INSTRUCTION
Copy the listing below word for word, leaving out the pictures.
┌─ MATERIAL FOR THIS EXERCISE
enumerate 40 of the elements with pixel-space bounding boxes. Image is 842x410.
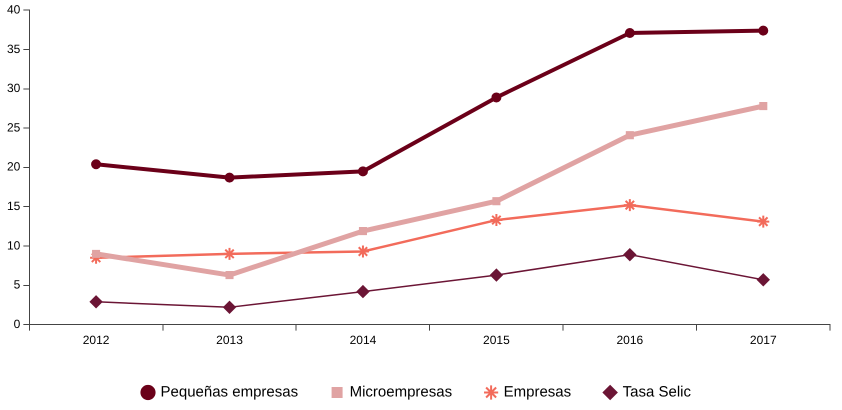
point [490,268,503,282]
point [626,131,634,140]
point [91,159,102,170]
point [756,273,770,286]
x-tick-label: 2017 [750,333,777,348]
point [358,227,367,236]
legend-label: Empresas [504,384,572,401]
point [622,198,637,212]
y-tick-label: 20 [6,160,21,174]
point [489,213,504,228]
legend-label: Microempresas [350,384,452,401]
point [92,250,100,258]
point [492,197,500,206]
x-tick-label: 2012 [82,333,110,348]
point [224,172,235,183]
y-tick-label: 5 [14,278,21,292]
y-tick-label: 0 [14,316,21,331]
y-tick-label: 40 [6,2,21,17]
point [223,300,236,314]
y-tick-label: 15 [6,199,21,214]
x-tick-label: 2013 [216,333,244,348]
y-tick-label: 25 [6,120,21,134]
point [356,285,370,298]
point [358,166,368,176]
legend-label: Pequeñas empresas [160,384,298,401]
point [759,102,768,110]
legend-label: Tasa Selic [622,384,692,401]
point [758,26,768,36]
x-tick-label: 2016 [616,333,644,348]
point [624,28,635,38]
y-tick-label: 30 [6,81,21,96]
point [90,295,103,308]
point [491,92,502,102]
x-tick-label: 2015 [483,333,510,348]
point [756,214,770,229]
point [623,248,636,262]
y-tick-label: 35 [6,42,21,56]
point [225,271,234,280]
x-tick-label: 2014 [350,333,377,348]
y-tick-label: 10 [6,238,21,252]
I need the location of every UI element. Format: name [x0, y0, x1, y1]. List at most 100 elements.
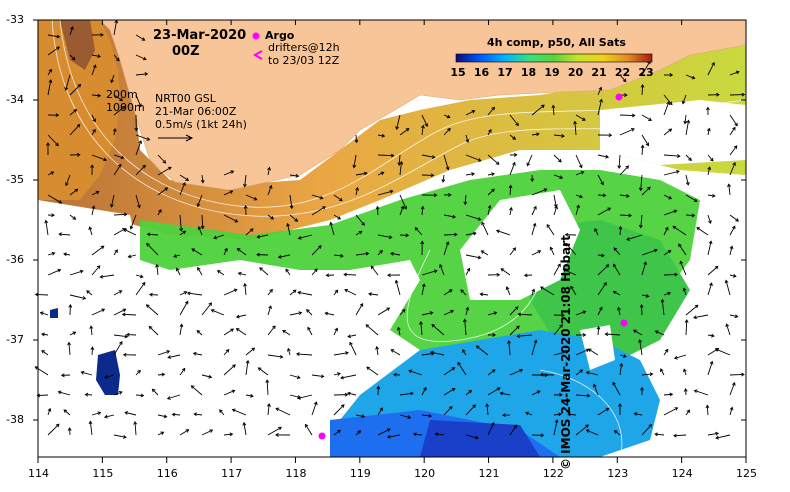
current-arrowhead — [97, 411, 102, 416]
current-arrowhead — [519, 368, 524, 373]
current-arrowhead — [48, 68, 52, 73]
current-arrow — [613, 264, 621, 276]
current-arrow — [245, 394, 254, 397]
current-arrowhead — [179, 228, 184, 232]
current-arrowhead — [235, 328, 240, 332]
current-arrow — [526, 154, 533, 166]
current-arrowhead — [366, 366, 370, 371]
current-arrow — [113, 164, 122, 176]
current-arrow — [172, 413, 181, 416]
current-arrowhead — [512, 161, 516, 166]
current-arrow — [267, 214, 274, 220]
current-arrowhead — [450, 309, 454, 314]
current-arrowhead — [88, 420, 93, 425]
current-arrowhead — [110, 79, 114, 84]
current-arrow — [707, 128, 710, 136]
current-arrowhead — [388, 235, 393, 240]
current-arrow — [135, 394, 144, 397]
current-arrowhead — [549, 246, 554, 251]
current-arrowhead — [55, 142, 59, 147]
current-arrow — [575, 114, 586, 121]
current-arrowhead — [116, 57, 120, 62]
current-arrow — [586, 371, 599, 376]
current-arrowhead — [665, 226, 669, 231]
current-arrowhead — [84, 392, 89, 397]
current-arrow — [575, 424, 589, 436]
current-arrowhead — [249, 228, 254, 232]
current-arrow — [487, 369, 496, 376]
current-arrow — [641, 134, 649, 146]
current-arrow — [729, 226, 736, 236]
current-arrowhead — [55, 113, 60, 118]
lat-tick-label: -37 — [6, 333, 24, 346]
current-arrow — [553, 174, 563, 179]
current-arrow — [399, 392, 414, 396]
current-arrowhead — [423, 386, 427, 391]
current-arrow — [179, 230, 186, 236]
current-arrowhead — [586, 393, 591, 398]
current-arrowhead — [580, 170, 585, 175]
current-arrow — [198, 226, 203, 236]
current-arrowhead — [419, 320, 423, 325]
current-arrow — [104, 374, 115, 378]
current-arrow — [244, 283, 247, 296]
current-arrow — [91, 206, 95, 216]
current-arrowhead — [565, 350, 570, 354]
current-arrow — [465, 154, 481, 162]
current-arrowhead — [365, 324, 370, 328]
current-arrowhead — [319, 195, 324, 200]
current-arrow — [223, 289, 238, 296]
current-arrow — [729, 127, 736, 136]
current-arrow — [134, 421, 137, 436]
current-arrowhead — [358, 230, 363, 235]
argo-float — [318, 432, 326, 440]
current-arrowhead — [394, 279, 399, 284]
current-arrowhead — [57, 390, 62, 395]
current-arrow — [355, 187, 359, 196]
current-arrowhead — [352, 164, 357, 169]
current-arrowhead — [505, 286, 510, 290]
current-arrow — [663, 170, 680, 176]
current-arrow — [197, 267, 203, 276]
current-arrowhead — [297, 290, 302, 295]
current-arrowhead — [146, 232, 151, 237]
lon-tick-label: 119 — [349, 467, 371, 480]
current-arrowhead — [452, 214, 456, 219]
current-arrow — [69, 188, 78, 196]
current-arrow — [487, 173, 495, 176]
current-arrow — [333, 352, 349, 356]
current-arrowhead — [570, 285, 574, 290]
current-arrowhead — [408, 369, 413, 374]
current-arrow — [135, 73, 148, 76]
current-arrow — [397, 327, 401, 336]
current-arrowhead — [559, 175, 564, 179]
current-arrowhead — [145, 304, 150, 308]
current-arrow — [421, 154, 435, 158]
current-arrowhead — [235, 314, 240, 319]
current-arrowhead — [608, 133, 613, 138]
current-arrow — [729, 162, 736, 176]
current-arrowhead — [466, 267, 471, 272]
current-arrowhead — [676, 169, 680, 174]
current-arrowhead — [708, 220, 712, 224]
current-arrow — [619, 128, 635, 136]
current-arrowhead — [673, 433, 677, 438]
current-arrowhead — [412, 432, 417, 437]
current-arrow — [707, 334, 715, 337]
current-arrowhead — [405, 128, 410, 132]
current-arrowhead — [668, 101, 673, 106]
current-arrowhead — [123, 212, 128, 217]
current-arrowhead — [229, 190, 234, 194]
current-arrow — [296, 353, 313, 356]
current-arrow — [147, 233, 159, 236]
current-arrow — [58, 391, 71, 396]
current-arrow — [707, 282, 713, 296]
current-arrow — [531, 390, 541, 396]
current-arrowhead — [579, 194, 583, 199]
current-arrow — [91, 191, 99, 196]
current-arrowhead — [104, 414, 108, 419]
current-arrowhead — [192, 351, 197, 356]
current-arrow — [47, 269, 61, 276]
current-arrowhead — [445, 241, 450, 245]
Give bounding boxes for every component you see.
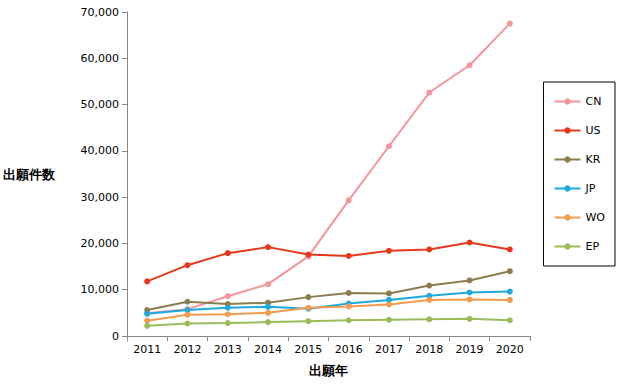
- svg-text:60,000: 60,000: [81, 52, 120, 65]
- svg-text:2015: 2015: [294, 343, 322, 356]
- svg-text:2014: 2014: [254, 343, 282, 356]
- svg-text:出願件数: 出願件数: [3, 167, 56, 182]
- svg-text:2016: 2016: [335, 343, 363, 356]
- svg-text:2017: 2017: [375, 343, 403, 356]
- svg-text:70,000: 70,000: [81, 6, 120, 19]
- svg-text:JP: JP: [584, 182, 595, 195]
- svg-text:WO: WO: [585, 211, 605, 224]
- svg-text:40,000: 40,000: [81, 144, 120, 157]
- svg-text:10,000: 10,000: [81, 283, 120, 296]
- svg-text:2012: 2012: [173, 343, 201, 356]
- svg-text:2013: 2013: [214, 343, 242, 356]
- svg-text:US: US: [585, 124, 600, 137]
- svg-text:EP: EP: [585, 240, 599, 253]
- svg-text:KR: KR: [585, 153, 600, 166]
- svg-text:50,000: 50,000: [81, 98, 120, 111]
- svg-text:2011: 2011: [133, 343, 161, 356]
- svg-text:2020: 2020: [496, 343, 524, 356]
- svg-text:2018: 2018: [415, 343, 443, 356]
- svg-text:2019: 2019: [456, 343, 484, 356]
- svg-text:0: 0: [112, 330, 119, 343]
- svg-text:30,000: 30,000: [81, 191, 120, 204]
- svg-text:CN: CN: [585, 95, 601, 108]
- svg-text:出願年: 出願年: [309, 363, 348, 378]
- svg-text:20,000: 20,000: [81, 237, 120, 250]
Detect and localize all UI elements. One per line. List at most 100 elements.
└─
SOLVED EXERCISE
enumerate 40 of the elements with pixel-space bounding boxes. Image is 842x410.
point [490,268,503,282]
point [626,131,634,140]
point [91,159,102,170]
point [756,273,770,286]
x-tick-label: 2017 [750,333,777,348]
point [358,227,367,236]
legend-label: Empresas [504,384,572,401]
point [622,198,637,212]
y-tick-label: 20 [6,160,21,174]
point [489,213,504,228]
legend-label: Microempresas [350,384,452,401]
point [92,250,100,258]
point [492,197,500,206]
x-tick-label: 2012 [82,333,110,348]
point [224,172,235,183]
y-tick-label: 5 [14,278,21,292]
y-tick-label: 0 [14,316,21,331]
y-tick-label: 40 [6,2,21,17]
point [223,300,236,314]
y-tick-label: 15 [6,199,21,214]
x-tick-label: 2013 [216,333,244,348]
y-tick-label: 25 [6,120,21,134]
point [356,285,370,298]
point [358,166,368,176]
legend-label: Pequeñas empresas [160,384,298,401]
point [759,102,768,110]
legend-label: Tasa Selic [622,384,692,401]
point [758,26,768,36]
x-tick-label: 2016 [616,333,644,348]
point [624,28,635,38]
y-tick-label: 30 [6,81,21,96]
point [90,295,103,308]
point [491,92,502,102]
x-tick-label: 2015 [483,333,510,348]
point [756,214,770,229]
point [623,248,636,262]
y-tick-label: 35 [6,42,21,56]
point [225,271,234,280]
x-tick-label: 2014 [350,333,377,348]
y-tick-label: 10 [6,238,21,252]
I need the location of every UI element. Format: name [x0, y0, x1, y1]. List at most 100 elements.
current-arrowhead — [97, 411, 102, 416]
current-arrowhead — [519, 368, 524, 373]
current-arrowhead — [48, 68, 52, 73]
current-arrow — [613, 264, 621, 276]
current-arrow — [245, 394, 254, 397]
current-arrowhead — [179, 228, 184, 232]
current-arrowhead — [235, 328, 240, 332]
current-arrow — [526, 154, 533, 166]
current-arrowhead — [366, 366, 370, 371]
current-arrow — [113, 164, 122, 176]
current-arrow — [172, 413, 181, 416]
current-arrowhead — [512, 161, 516, 166]
current-arrow — [267, 214, 274, 220]
current-arrowhead — [450, 309, 454, 314]
current-arrowhead — [88, 420, 93, 425]
current-arrowhead — [110, 79, 114, 84]
current-arrow — [707, 128, 710, 136]
current-arrowhead — [388, 235, 393, 240]
current-arrow — [135, 394, 144, 397]
current-arrowhead — [549, 246, 554, 251]
current-arrowhead — [55, 142, 59, 147]
current-arrow — [575, 114, 586, 121]
current-arrowhead — [116, 57, 120, 62]
current-arrow — [586, 371, 599, 376]
current-arrowhead — [665, 226, 669, 231]
current-arrowhead — [84, 392, 89, 397]
current-arrow — [575, 424, 589, 436]
current-arrowhead — [249, 228, 254, 232]
current-arrow — [487, 369, 496, 376]
current-arrow — [641, 134, 649, 146]
current-arrow — [729, 226, 736, 236]
current-arrowhead — [55, 113, 60, 118]
lat-tick-label: -37 — [6, 333, 24, 346]
current-arrow — [553, 174, 563, 179]
current-arrow — [399, 392, 414, 396]
current-arrowhead — [423, 386, 427, 391]
current-arrow — [179, 230, 186, 236]
current-arrowhead — [586, 393, 591, 398]
current-arrowhead — [580, 170, 585, 175]
current-arrow — [198, 226, 203, 236]
current-arrowhead — [419, 320, 423, 325]
current-arrow — [104, 374, 115, 378]
current-arrow — [244, 283, 247, 296]
current-arrow — [91, 206, 95, 216]
current-arrowhead — [565, 350, 570, 354]
current-arrow — [465, 154, 481, 162]
current-arrowhead — [365, 324, 370, 328]
current-arrowhead — [319, 195, 324, 200]
current-arrow — [223, 289, 238, 296]
current-arrow — [729, 127, 736, 136]
current-arrow — [134, 421, 137, 436]
current-arrowhead — [358, 230, 363, 235]
argo-float — [318, 432, 326, 440]
current-arrowhead — [394, 279, 399, 284]
current-arrowhead — [57, 390, 62, 395]
current-arrow — [355, 187, 359, 196]
current-arrowhead — [352, 164, 357, 169]
current-arrowhead — [505, 286, 510, 290]
current-arrow — [663, 170, 680, 176]
current-arrow — [197, 267, 203, 276]
current-arrowhead — [297, 290, 302, 295]
current-arrowhead — [146, 232, 151, 237]
lon-tick-label: 119 — [349, 467, 371, 480]
current-arrowhead — [452, 214, 456, 219]
current-arrow — [69, 188, 78, 196]
current-arrow — [487, 173, 495, 176]
current-arrow — [333, 352, 349, 356]
current-arrowhead — [570, 285, 574, 290]
current-arrowhead — [408, 369, 413, 374]
current-arrow — [135, 73, 148, 76]
current-arrow — [397, 327, 401, 336]
current-arrowhead — [559, 175, 564, 179]
current-arrowhead — [145, 304, 150, 308]
current-arrow — [421, 154, 435, 158]
current-arrowhead — [235, 314, 240, 319]
current-arrowhead — [608, 133, 613, 138]
current-arrow — [729, 162, 736, 176]
current-arrowhead — [466, 267, 471, 272]
current-arrowhead — [676, 169, 680, 174]
current-arrowhead — [708, 220, 712, 224]
current-arrow — [619, 128, 635, 136]
current-arrowhead — [673, 433, 677, 438]
current-arrowhead — [412, 432, 417, 437]
current-arrow — [707, 334, 715, 337]
current-arrowhead — [405, 128, 410, 132]
current-arrowhead — [668, 101, 673, 106]
current-arrowhead — [123, 212, 128, 217]
current-arrowhead — [229, 190, 234, 194]
current-arrow — [296, 353, 313, 356]
current-arrow — [147, 233, 159, 236]
current-arrow — [58, 391, 71, 396]
current-arrow — [707, 282, 713, 296]
current-arrow — [531, 390, 541, 396]
current-arrowhead — [579, 194, 583, 199]
current-arrow — [91, 191, 99, 196]
current-arrowhead — [104, 414, 108, 419]
current-arrowhead — [192, 351, 197, 356]
current-arrow — [47, 269, 61, 276]
current-arrowhead — [445, 241, 450, 245]
Give bounding boxes for every component you see.
- svg-text:60,000: 60,000: [81, 52, 120, 65]
- svg-text:2015: 2015: [294, 343, 322, 356]
- svg-text:2014: 2014: [254, 343, 282, 356]
- svg-text:出願件数: 出願件数: [3, 167, 56, 182]
- svg-text:2016: 2016: [335, 343, 363, 356]
- svg-text:2017: 2017: [375, 343, 403, 356]
- svg-text:70,000: 70,000: [81, 6, 120, 19]
- svg-text:JP: JP: [584, 182, 595, 195]
- svg-text:WO: WO: [585, 211, 605, 224]
- svg-text:40,000: 40,000: [81, 144, 120, 157]
- svg-text:10,000: 10,000: [81, 283, 120, 296]
- svg-text:2012: 2012: [173, 343, 201, 356]
- svg-text:2013: 2013: [214, 343, 242, 356]
- svg-text:US: US: [585, 124, 600, 137]
- svg-text:EP: EP: [585, 240, 599, 253]
- svg-text:KR: KR: [585, 153, 600, 166]
- svg-text:50,000: 50,000: [81, 98, 120, 111]
- svg-text:2011: 2011: [133, 343, 161, 356]
- svg-text:2020: 2020: [496, 343, 524, 356]
- svg-text:2018: 2018: [415, 343, 443, 356]
- svg-text:2019: 2019: [456, 343, 484, 356]
- svg-text:0: 0: [112, 330, 119, 343]
- svg-text:30,000: 30,000: [81, 191, 120, 204]
- svg-text:CN: CN: [585, 95, 601, 108]
- svg-text:出願年: 出願年: [309, 363, 348, 378]
- svg-text:20,000: 20,000: [81, 237, 120, 250]
Detect and localize all UI elements. One per line. List at most 100 elements.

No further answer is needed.